Texto proporcionado
··········

Claudia Sheinbaum con Marco Rubio, septiembre de 2025.
México y Estados Unidos: ¿una relación a prueba de todo?
Nueva Sociedad, noviembre de 2025
Correspondencia de Prensa, 13-11-2025
Claudia Sheinbaum sigue la línea de su antecesor, Andrés Manuel López Obrador, de mantener la cooperación estratégica con Washington en temas claves como comercio, migración y lucha contra el narcotráfico. En siete años de gobierno de izquierda, México ha buscado evitar la confrontación retórica con la Casa Blanca pese a los exabruptos y acusaciones de Donald Trump.
Recientemente, el titular de la Secretaría de Economía de México, Marcelo Ebrard, se presentó ante las dos cámaras del Congreso federal. Allí, reiteró la estrategia contenida en el Plan México, eje de la política interna y externa del gobierno de Claudia Sheinbaum y del llamado «segundo piso» de la Cuarta Transformación (4T), como el gobierno del Movimiento de Renovación Nacional (Morena) denomina al proceso comenzado por Andrés Manuel López Obrador en 2018. Quien lea ese plan deberá admitir que el núcleo de dicha estrategia no es otro que la continuidad y el afianzamiento del proceso de integración de México con América del Norte.
Antes de la presentación de Ebrard, el canciller Juan Ramón de la Fuente y la presidenta Sheinbaum recibieron al secretario de Estado de Estados Unidos, Marco Rubio, en la Ciudad de México. El gobierno mexicano reafirmó en esos encuentros que la apuesta es lograr la menor situación posible respecto de los aranceles estadounidenses, incrementar la colaboración en control migratorio, seguridad fronteriza y combate al narcotráfico, y salir bien librados de la revisión del T-MEC (Tratado entre México, Estados Unidos y Canadá) en el verano boreal de 2026.
La evidencia de que la integración norteamericana es la prioridad del gobierno de Sheinbaum no impide que las percepciones ideológicas sobre la 4T resulten cada vez más contradictorias. Ciertos gestos buscan un efecto compensatorio a su relación con Washington, como aumentar el subsidio energético a Cuba, rechazar el Premio Nobel de la Paz a la opositora venezolana María Corina Machado o anunciar la inasistencia de la presidenta a la Cumbre de las Américas en República Dominicana, en virtud de la exclusión de Venezuela, Nicaragua y Cuba.
Para el oficialismo, que se expresa en la cada vez más amplia red mediática progubernamental, esos gestos se presentan como prueba de que la doctrina del «humanismo mexicano» rige la política exterior del gobierno de Sheinbaum. Para la oposición, por el contrario, constituyen la evidencia de que Morena buscaría, no la integración a Canadá y Estados Unidos, sino la homologación entre el sistema político mexicano y el cubano o el venezolano (que, dicho sea de paso, son distintos entre sí). Curiosamente, la indulgencia y el paternalismo con el que los gobiernos de Andrés Manuel López Obrador y Sheinbaum tratan a los autoritarismos caribeños son percibidos por unos y otros como un proyecto coherente en uno u otro sentido, no como una forma de compensación ideológica.

··········

Material proporcionado
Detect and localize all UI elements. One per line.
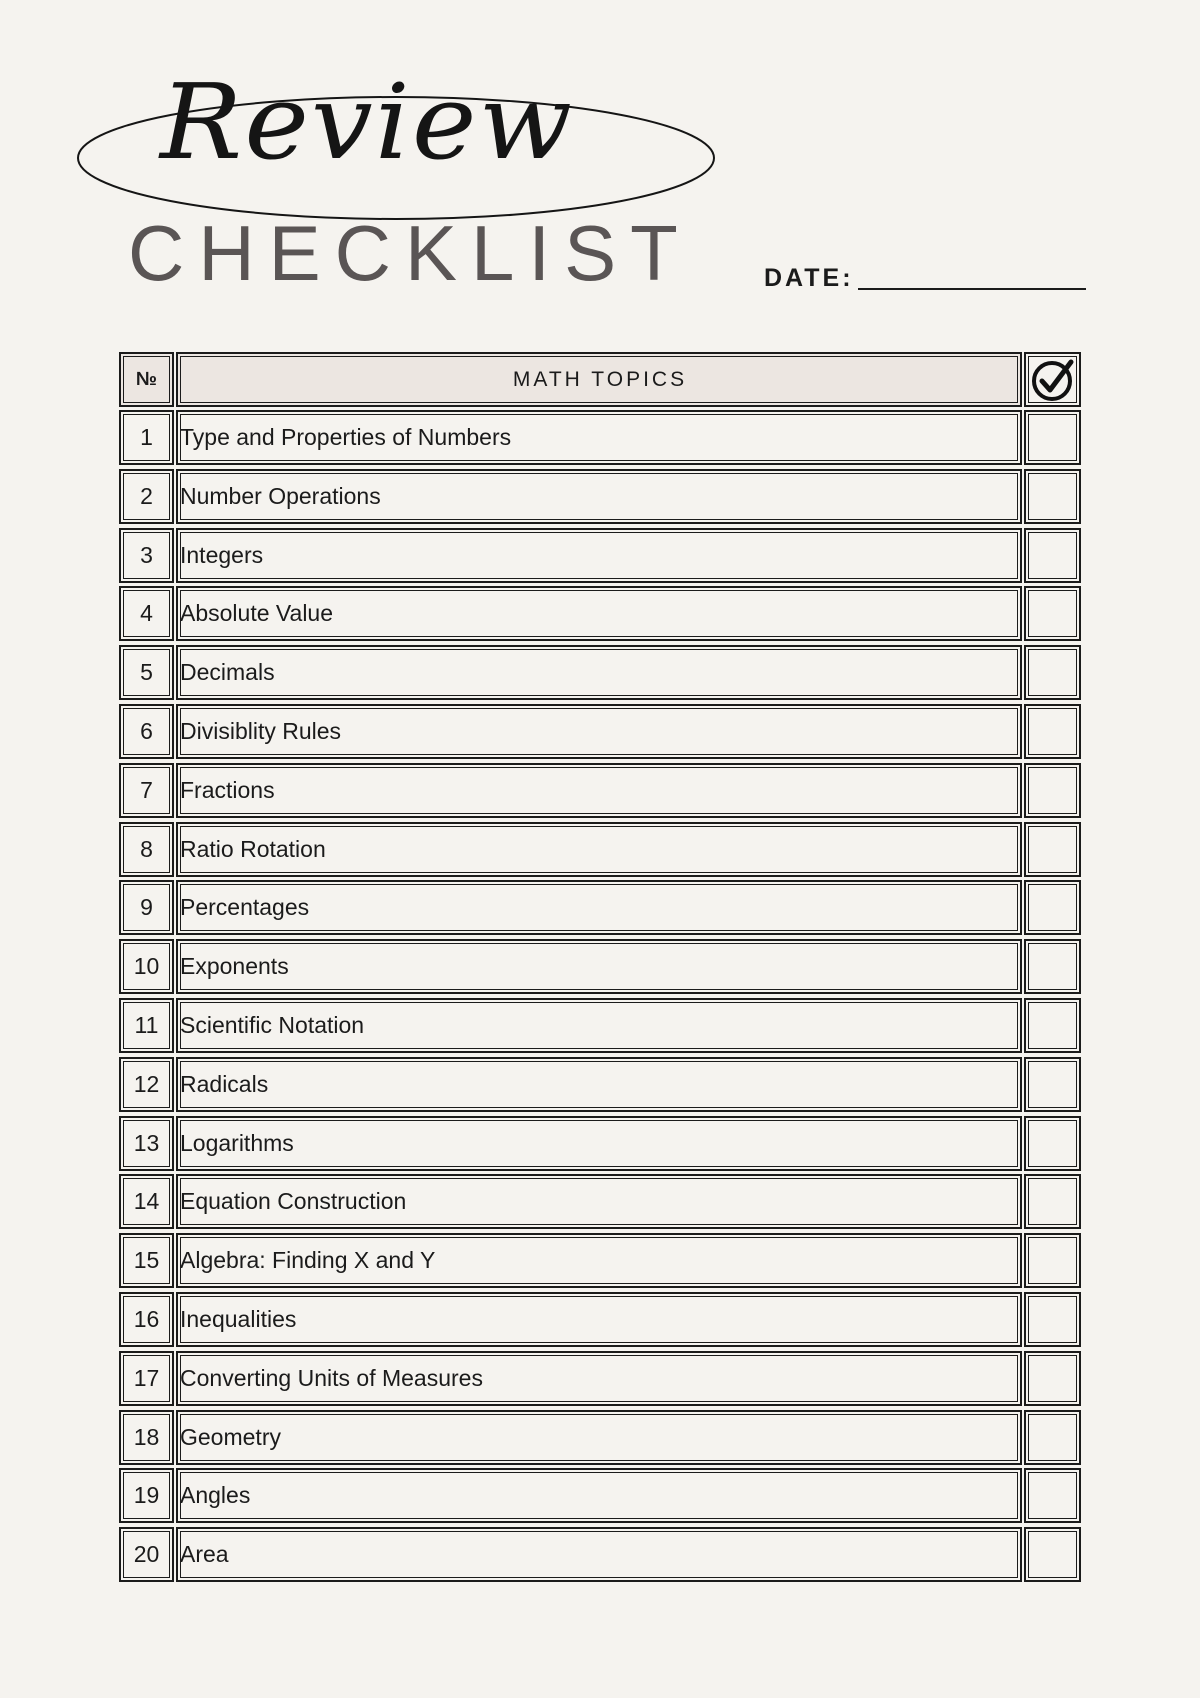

··········

Conjunto de tareas
1. Responde según el texto sobre la relación entre México y Estados Unidos:
(a) ¿Ante qué órganos se presentó Marcelo Ebrard?
(b) ¿En qué ciudad recibieron a Marco Rubio?
(c) ¿En qué país se celebra la Cumbre de las Américas a la que no asistirá la presidenta?
2. Prosigue el texto sobre la relación entre México y Estados Unidos a partir de su última oración.

Respuestas del ejercicio
1.
(a) Ante las dos cámaras del Congreso federal.
(b) En la Ciudad de México.
(c) En República Dominicana.

2.
Sin embargo, las políticas de Morena más cuestionadas en términos democráticos, como la elección directa por voto popular del poder judicial o la proyectada iniciativa de reforma electoral, supuestamente contraria a la representación proporcional, no parecen inspirarse en Cuba ni en Venezuela, ni gravitan hacia esos dos regímenes. El primero remite, en todo caso, a la experiencia boliviana, desastrosa según no pocos actores de la propia izquierda socialista e indigenista en ese país andino, y el segundo muy difícilmente tenga que ver con dos países donde el pluripartidismo ha sido eliminado o severamente contrarrestado.
Lo que propone el Plan México es mayor integración con Estados Unidos y Canadá, economía desregulada, aprovechamiento de la relocalización, incremento acelerado de la inversión y la transformación de México en una de las diez mayores economías capitalistas del planeta y en uno de los cinco principales destinos turísticos del mundo. No necesita decirlo explícitamente, pero el Plan México deja de lado cualquier intento de avanzar en una diversificación internacional del comercio y las inversiones, sobre todo, orientada hacia una reconexión con China y el Sudeste asiático.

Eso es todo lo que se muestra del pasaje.